* _Work instructions_: Omit the pictures, please, and give each record below again exactly.

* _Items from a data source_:
'''

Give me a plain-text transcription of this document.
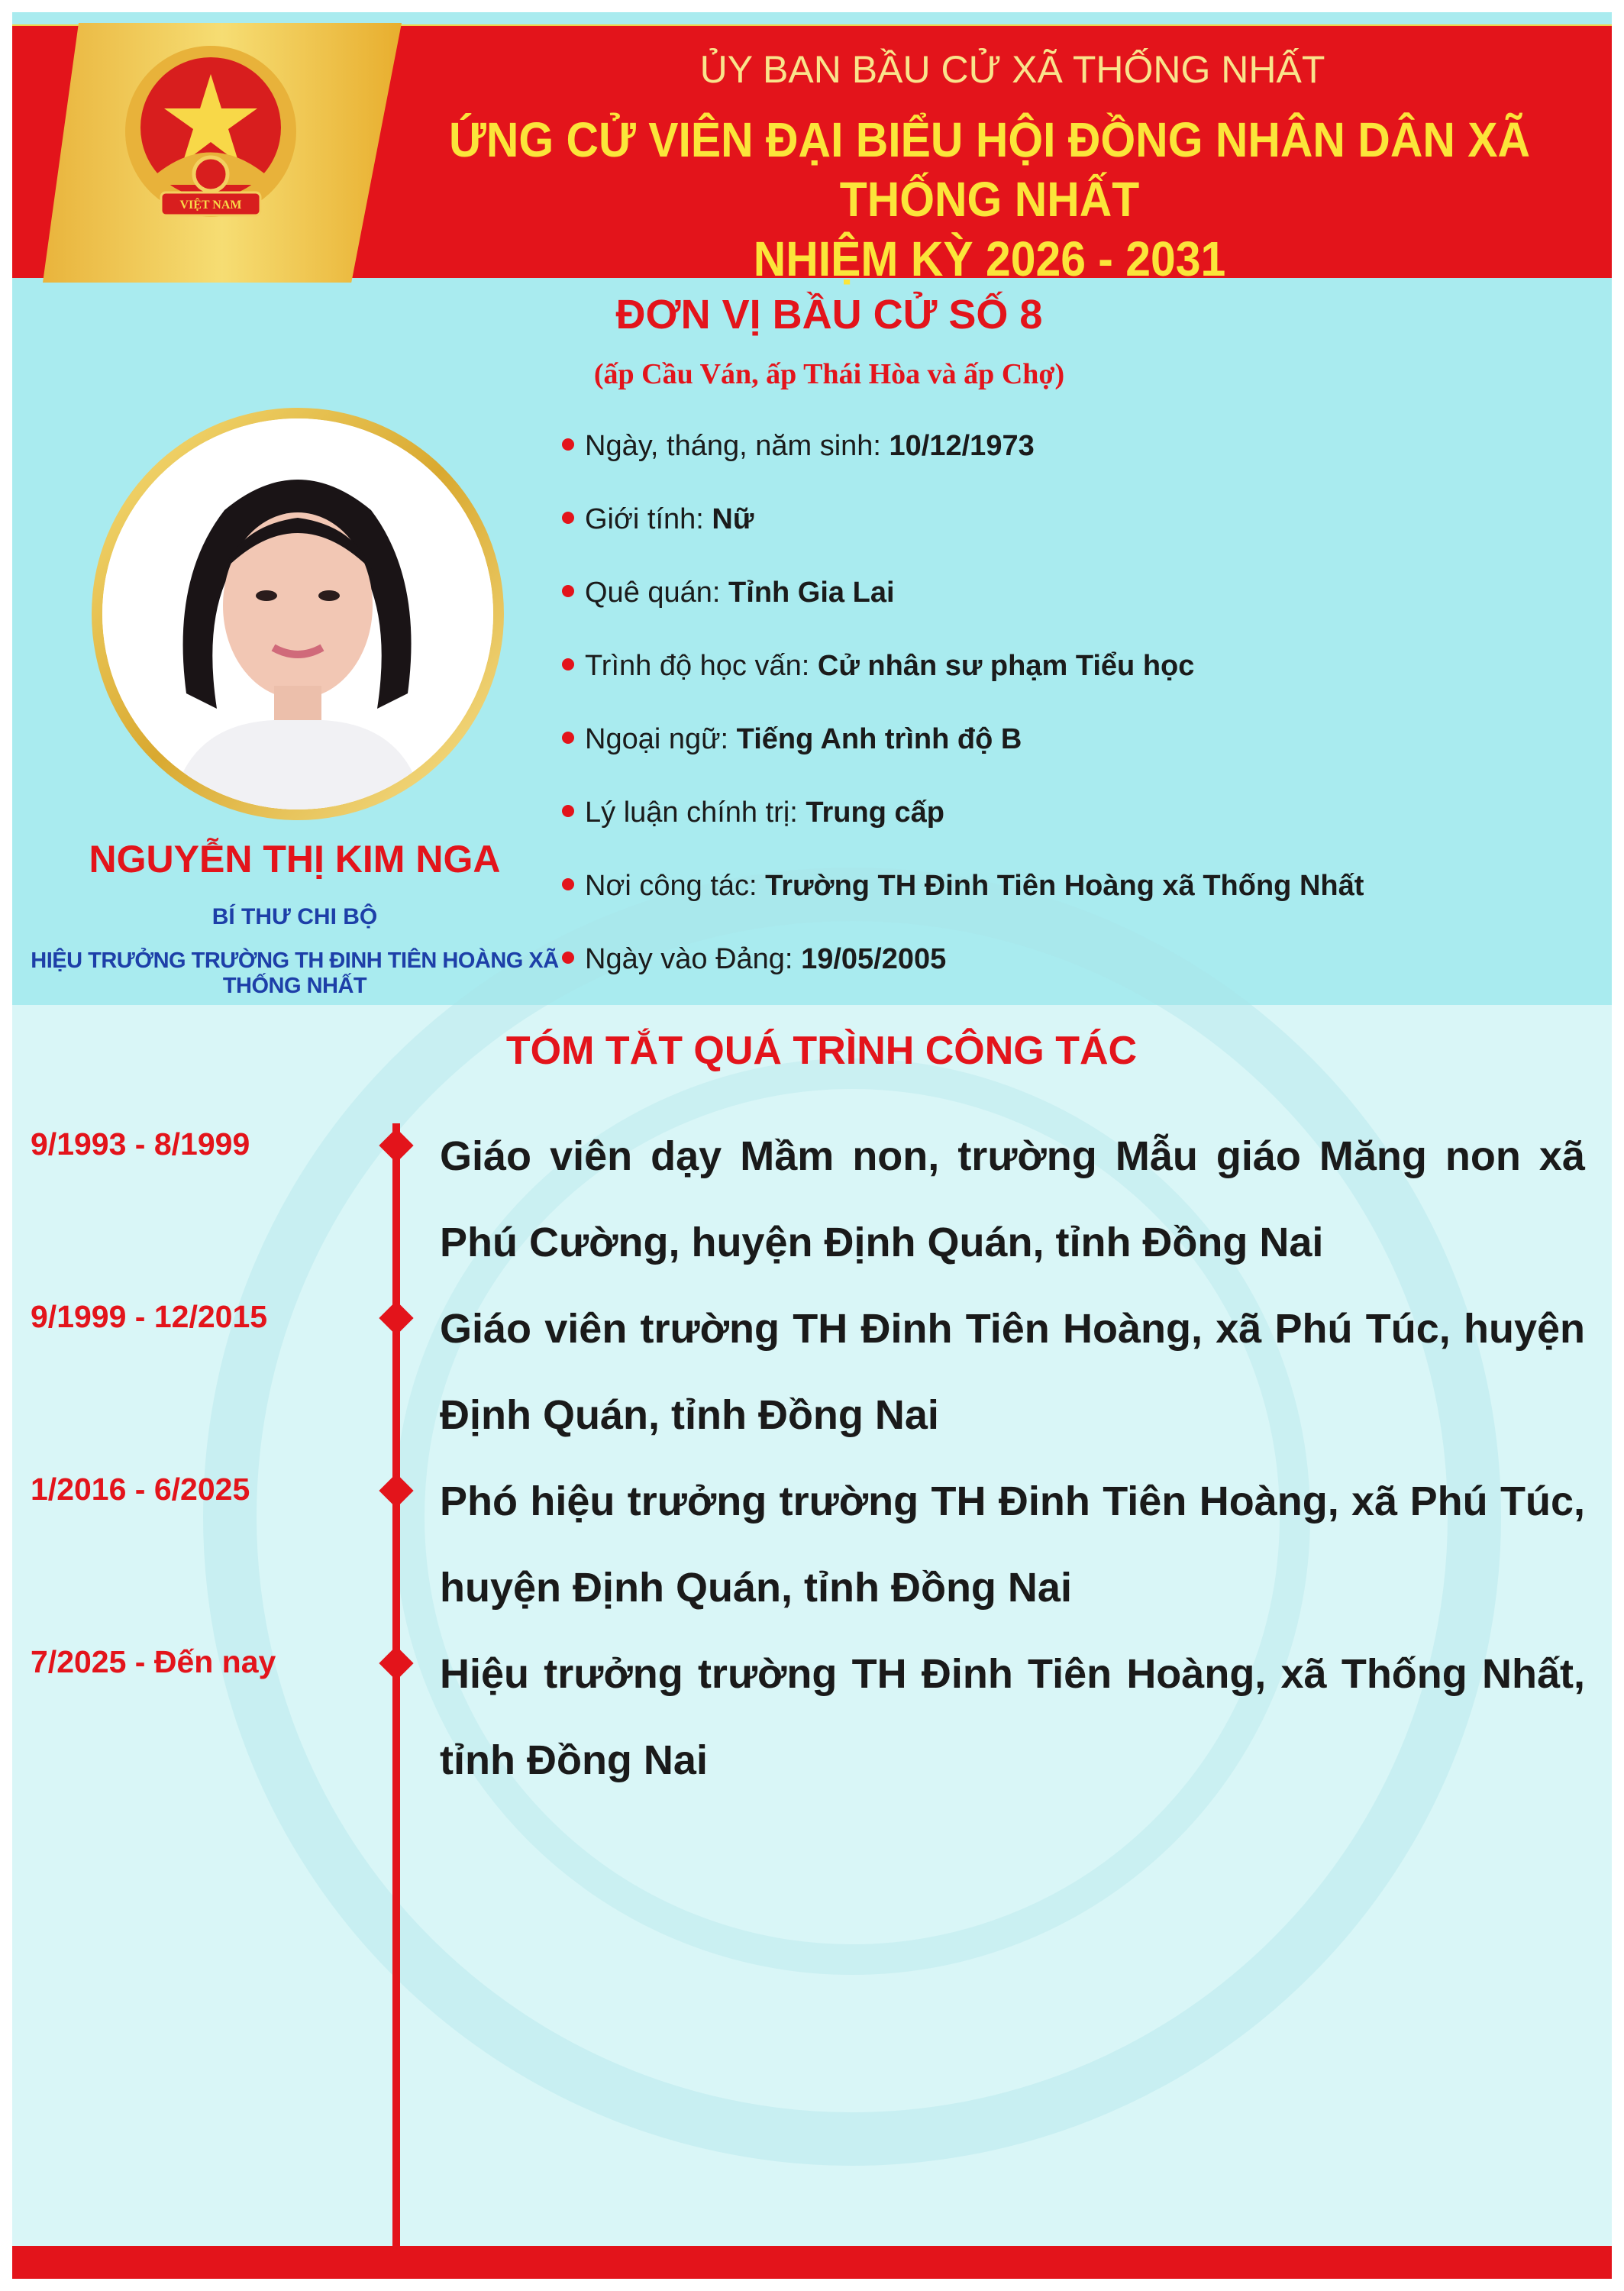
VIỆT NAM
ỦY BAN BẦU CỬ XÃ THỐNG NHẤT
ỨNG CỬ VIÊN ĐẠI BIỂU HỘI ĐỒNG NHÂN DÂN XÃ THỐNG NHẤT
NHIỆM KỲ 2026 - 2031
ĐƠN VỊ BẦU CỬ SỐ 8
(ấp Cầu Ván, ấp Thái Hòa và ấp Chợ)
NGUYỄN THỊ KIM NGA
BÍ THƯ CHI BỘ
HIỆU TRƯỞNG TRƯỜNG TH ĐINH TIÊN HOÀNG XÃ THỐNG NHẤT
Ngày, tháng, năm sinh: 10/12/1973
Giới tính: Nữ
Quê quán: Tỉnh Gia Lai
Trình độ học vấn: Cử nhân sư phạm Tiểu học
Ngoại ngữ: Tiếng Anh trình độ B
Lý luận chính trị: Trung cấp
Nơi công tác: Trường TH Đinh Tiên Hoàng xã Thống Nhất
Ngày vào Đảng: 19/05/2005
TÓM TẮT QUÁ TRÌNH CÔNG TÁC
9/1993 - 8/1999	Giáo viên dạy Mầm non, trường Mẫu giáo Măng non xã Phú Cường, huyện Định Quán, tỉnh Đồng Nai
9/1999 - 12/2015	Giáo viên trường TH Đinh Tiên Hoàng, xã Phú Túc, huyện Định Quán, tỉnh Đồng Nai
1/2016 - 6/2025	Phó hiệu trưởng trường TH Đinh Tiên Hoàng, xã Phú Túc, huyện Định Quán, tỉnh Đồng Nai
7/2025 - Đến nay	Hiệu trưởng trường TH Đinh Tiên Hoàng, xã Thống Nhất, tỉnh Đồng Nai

'''

* _Answer for this exercise_:
Give me a plain-text transcription of this document.
VIỆT NAM
ỦY BAN BẦU CỬ XÃ THỐNG NHẤT
ỨNG CỬ VIÊN ĐẠI BIỂU HỘI ĐỒNG NHÂN DÂN XÃ THỐNG NHẤT
NHIỆM KỲ 2026 - 2031
ĐƠN VỊ BẦU CỬ SỐ 8
(ấp Cầu Ván, ấp Thái Hòa và ấp Chợ)
NGUYỄN THỊ KIM NGA
BÍ THƯ CHI BỘ
HIỆU TRƯỞNG TRƯỜNG TH ĐINH TIÊN HOÀNG XÃ THỐNG NHẤT
Ngày, tháng, năm sinh: 10/12/1973
Giới tính: Nữ
Quê quán: Tỉnh Gia Lai
Trình độ học vấn: Cử nhân sư phạm Tiểu học
Ngoại ngữ: Tiếng Anh trình độ B
Lý luận chính trị: Trung cấp
Nơi công tác: Trường TH Đinh Tiên Hoàng xã Thống Nhất
Ngày vào Đảng: 19/05/2005
TÓM TẮT QUÁ TRÌNH CÔNG TÁC
9/1993 - 8/1999	Giáo viên dạy Mầm non, trường Mẫu giáo Măng non xã Phú Cường, huyện Định Quán, tỉnh Đồng Nai
9/1999 - 12/2015	Giáo viên trường TH Đinh Tiên Hoàng, xã Phú Túc, huyện Định Quán, tỉnh Đồng Nai
1/2016 - 6/2025	Phó hiệu trưởng trường TH Đinh Tiên Hoàng, xã Phú Túc, huyện Định Quán, tỉnh Đồng Nai
7/2025 - Đến nay	Hiệu trưởng trường TH Đinh Tiên Hoàng, xã Thống Nhất, tỉnh Đồng Nai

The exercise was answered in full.